*SHORT TASK*
Select, from the data, each line where "values" occurs.

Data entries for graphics
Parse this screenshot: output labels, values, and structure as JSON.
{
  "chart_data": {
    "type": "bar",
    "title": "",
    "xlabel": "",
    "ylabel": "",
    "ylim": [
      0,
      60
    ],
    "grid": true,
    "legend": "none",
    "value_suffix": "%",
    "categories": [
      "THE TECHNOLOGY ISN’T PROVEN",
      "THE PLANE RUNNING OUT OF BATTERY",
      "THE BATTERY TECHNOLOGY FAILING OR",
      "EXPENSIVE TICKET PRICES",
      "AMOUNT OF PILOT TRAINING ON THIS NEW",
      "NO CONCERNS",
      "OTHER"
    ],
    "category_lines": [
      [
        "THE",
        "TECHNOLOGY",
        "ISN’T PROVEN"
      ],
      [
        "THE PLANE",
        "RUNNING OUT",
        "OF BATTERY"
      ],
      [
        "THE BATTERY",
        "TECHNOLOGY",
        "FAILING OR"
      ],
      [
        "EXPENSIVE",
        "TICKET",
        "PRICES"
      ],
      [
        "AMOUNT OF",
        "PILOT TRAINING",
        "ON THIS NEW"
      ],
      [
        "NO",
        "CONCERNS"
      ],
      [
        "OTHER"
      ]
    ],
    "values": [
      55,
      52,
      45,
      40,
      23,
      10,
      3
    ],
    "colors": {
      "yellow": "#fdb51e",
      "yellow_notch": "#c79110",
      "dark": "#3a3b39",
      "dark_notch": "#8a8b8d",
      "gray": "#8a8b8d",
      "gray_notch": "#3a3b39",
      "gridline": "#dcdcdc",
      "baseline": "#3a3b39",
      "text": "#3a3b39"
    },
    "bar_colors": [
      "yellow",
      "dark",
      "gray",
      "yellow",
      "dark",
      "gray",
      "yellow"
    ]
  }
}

*FULL SOLUTION*
Parse this screenshot: output labels, values, and structure as JSON.
    "values": [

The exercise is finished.